Dataset records:
------------------------------------------------------------
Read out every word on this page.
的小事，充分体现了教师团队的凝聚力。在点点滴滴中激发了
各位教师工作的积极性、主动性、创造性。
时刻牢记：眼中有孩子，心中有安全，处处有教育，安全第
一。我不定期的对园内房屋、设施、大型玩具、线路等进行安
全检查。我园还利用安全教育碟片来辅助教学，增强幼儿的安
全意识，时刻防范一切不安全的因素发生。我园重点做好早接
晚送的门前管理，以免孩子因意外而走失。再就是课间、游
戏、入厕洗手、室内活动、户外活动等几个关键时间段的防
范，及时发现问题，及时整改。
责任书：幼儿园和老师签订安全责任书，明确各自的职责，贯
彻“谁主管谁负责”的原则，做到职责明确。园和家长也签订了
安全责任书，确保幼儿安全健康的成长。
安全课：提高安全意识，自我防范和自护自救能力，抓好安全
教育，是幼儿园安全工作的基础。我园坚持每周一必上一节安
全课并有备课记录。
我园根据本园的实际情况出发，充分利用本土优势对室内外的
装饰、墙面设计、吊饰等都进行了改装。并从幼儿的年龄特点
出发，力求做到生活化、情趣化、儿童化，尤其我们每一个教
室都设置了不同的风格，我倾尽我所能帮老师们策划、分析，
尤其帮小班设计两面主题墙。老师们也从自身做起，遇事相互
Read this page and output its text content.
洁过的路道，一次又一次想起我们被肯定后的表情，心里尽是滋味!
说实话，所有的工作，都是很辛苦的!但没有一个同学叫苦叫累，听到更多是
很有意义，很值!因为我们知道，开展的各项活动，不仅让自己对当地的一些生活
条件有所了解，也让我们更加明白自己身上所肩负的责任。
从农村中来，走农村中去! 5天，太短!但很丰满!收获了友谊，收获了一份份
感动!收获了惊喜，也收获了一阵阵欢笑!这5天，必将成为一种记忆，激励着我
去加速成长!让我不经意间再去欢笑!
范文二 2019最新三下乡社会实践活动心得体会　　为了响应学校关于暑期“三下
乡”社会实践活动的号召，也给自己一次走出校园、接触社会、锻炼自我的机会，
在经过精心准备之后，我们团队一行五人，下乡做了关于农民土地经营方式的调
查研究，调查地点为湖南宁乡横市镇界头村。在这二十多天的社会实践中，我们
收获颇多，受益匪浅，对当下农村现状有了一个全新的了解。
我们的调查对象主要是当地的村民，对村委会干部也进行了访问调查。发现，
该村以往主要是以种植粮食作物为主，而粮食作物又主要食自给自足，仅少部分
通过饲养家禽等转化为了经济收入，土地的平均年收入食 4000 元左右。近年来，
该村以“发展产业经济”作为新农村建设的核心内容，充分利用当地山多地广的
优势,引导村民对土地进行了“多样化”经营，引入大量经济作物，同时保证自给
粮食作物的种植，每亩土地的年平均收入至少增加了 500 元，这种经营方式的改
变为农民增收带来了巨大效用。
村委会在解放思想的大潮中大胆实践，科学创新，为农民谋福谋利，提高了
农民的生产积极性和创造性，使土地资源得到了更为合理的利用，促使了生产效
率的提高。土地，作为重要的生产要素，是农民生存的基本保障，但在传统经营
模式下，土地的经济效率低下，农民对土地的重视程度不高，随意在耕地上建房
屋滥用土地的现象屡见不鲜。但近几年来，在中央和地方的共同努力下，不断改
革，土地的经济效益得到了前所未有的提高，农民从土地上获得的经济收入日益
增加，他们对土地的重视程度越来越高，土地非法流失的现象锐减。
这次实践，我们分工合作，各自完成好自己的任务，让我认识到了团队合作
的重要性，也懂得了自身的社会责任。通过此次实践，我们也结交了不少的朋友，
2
------------------------------------------------------------
Work to do:
The line containing "Read this page and output its text content." and every line after it, through the end of the records, should be repeated exactly and alone.

Response to the task:
Read this page and output its text content.
洁过的路道，一次又一次想起我们被肯定后的表情，心里尽是滋味!
说实话，所有的工作，都是很辛苦的!但没有一个同学叫苦叫累，听到更多是
很有意义，很值!因为我们知道，开展的各项活动，不仅让自己对当地的一些生活
条件有所了解，也让我们更加明白自己身上所肩负的责任。
从农村中来，走农村中去! 5天，太短!但很丰满!收获了友谊，收获了一份份
感动!收获了惊喜，也收获了一阵阵欢笑!这5天，必将成为一种记忆，激励着我
去加速成长!让我不经意间再去欢笑!
范文二 2019最新三下乡社会实践活动心得体会　　为了响应学校关于暑期“三下
乡”社会实践活动的号召，也给自己一次走出校园、接触社会、锻炼自我的机会，
在经过精心准备之后，我们团队一行五人，下乡做了关于农民土地经营方式的调
查研究，调查地点为湖南宁乡横市镇界头村。在这二十多天的社会实践中，我们
收获颇多，受益匪浅，对当下农村现状有了一个全新的了解。
我们的调查对象主要是当地的村民，对村委会干部也进行了访问调查。发现，
该村以往主要是以种植粮食作物为主，而粮食作物又主要食自给自足，仅少部分
通过饲养家禽等转化为了经济收入，土地的平均年收入食 4000 元左右。近年来，
该村以“发展产业经济”作为新农村建设的核心内容，充分利用当地山多地广的
优势,引导村民对土地进行了“多样化”经营，引入大量经济作物，同时保证自给
粮食作物的种植，每亩土地的年平均收入至少增加了 500 元，这种经营方式的改
变为农民增收带来了巨大效用。
村委会在解放思想的大潮中大胆实践，科学创新，为农民谋福谋利，提高了
农民的生产积极性和创造性，使土地资源得到了更为合理的利用，促使了生产效
率的提高。土地，作为重要的生产要素，是农民生存的基本保障，但在传统经营
模式下，土地的经济效率低下，农民对土地的重视程度不高，随意在耕地上建房
屋滥用土地的现象屡见不鲜。但近几年来，在中央和地方的共同努力下，不断改
革，土地的经济效益得到了前所未有的提高，农民从土地上获得的经济收入日益
增加，他们对土地的重视程度越来越高，土地非法流失的现象锐减。
这次实践，我们分工合作，各自完成好自己的任务，让我认识到了团队合作
的重要性，也懂得了自身的社会责任。通过此次实践，我们也结交了不少的朋友，
2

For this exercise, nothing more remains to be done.